● **Exercise 1**:
Render the entries as a Markdown table with the columns "Row" and "Line", starting from the first line of the entries and going on through the line that contains "arrow-action — [227, 305, 376, 323]", skipping blank lines.

● **Page**:
========

Date: 06/03/99 at 07:07:38
From: oliver
Subject: Coprime in Fermat's Theorem n = 2


I was wondering, in Fermat's Conjecture of n = 2

           x^2 + y^2 = z^2

which can be rearranged to:

             (y/2)^2 = (z-x)/2 * (z+x)/2

(z-x)/2 and (z+x)/2 are coprime? I have done some examples to convince 
myself, but I can't find a book anywhere on this. I also can't find 
what topic it would come under.

Is this very easy and am I being stupid? PLease help and point me in 
the right direction.


Date: 06/03/99 at 12:12:17
From: Doctor Rob
Subject: Re: Coprime in Fermat's Theorem n = 2

(z-x)/2 and (z+x)/2 do not have to be coprime. For example, x = 300, 
y = 400, and z = 500 gives a solution to the equation, and 
(z-x)/2 = 100 and (z+x)/2 = 400 have a common factor of 100.

========

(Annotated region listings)
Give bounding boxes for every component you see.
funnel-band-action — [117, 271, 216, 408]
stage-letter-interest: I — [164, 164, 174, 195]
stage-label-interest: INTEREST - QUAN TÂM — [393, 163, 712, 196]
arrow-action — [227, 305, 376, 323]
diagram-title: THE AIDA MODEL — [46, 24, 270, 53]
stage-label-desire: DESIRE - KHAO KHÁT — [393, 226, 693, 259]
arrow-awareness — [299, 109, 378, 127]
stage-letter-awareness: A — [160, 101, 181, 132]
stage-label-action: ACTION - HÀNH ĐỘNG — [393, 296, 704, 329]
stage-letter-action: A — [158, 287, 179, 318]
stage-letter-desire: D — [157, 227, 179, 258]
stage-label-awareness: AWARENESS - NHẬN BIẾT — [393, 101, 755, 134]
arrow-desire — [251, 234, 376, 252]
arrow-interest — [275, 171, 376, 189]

========

● **Exercise 2**:
In the thread about coprime factors in Fermat's theorem for n = 2, what common factor do (z-x)/2 and (z+x)/2 share in Doctor Rob's example?

● **Written solution 1**:
| Row | Line |
|---|---|
| 1 | Give bounding boxes for every component you see. |
| 2 | funnel-band-action — [117, 271, 216, 408] |
| 3 | stage-letter-interest: I — [164, 164, 174, 195] |
| 4 | stage-label-interest: INTEREST - QUAN TÂM — [393, 163, 712, 196] |
| 5 | arrow-action — [227, 305, 376, 323] |

● **Written solution 2**:
They share a common factor of 100.